Task to carry out. Reproduce all entries precisely as they are written.

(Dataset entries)
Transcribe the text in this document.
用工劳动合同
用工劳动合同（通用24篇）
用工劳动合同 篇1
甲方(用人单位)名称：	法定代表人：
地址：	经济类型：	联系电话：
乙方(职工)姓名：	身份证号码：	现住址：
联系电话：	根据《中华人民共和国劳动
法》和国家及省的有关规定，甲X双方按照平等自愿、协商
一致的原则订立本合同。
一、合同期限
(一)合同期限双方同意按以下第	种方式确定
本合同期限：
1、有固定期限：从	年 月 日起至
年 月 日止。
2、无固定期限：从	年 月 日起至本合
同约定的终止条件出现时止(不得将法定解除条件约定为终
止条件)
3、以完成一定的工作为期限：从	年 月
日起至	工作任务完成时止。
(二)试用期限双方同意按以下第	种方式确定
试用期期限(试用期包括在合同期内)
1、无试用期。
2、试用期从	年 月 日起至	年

Result of this task.
Transcribe the text in this document.
用工劳动合同
用工劳动合同（通用24篇）
用工劳动合同 篇1
甲方(用人单位)名称：	法定代表人：
地址：	经济类型：	联系电话：
乙方(职工)姓名：	身份证号码：	现住址：
联系电话：	根据《中华人民共和国劳动
法》和国家及省的有关规定，甲X双方按照平等自愿、协商
一致的原则订立本合同。
一、合同期限
(一)合同期限双方同意按以下第	种方式确定
本合同期限：
1、有固定期限：从	年 月 日起至
年 月 日止。
2、无固定期限：从	年 月 日起至本合
同约定的终止条件出现时止(不得将法定解除条件约定为终
止条件)
3、以完成一定的工作为期限：从	年 月
日起至	工作任务完成时止。
(二)试用期限双方同意按以下第	种方式确定
试用期期限(试用期包括在合同期内)
1、无试用期。
2、试用期从	年 月 日起至	年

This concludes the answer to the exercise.